## Figure dataset records
_____

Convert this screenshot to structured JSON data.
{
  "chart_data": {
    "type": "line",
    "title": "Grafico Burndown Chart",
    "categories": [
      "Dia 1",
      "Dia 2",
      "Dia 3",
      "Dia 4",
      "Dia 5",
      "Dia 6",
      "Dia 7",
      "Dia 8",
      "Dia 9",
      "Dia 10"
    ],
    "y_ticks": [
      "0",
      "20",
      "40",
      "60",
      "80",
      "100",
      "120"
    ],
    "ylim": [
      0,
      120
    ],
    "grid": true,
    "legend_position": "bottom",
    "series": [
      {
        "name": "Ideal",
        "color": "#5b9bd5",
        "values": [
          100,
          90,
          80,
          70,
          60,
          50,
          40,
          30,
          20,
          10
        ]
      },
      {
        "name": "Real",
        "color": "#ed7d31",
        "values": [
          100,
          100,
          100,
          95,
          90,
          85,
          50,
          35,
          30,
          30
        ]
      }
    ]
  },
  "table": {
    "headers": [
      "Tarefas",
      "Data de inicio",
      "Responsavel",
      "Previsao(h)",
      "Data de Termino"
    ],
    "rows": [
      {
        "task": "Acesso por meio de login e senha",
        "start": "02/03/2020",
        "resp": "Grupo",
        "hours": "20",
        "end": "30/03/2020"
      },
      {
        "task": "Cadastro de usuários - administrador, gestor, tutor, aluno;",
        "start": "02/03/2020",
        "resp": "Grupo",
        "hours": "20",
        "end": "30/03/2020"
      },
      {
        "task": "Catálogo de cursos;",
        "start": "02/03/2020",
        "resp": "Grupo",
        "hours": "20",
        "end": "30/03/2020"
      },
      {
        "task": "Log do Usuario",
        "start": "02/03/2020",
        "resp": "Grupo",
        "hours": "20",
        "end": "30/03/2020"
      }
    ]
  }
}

_____

## SHORT EXERCISE
Tally the lines of the preceding listing in which the word "task" appears; state nothing but the total.

## REPLY
4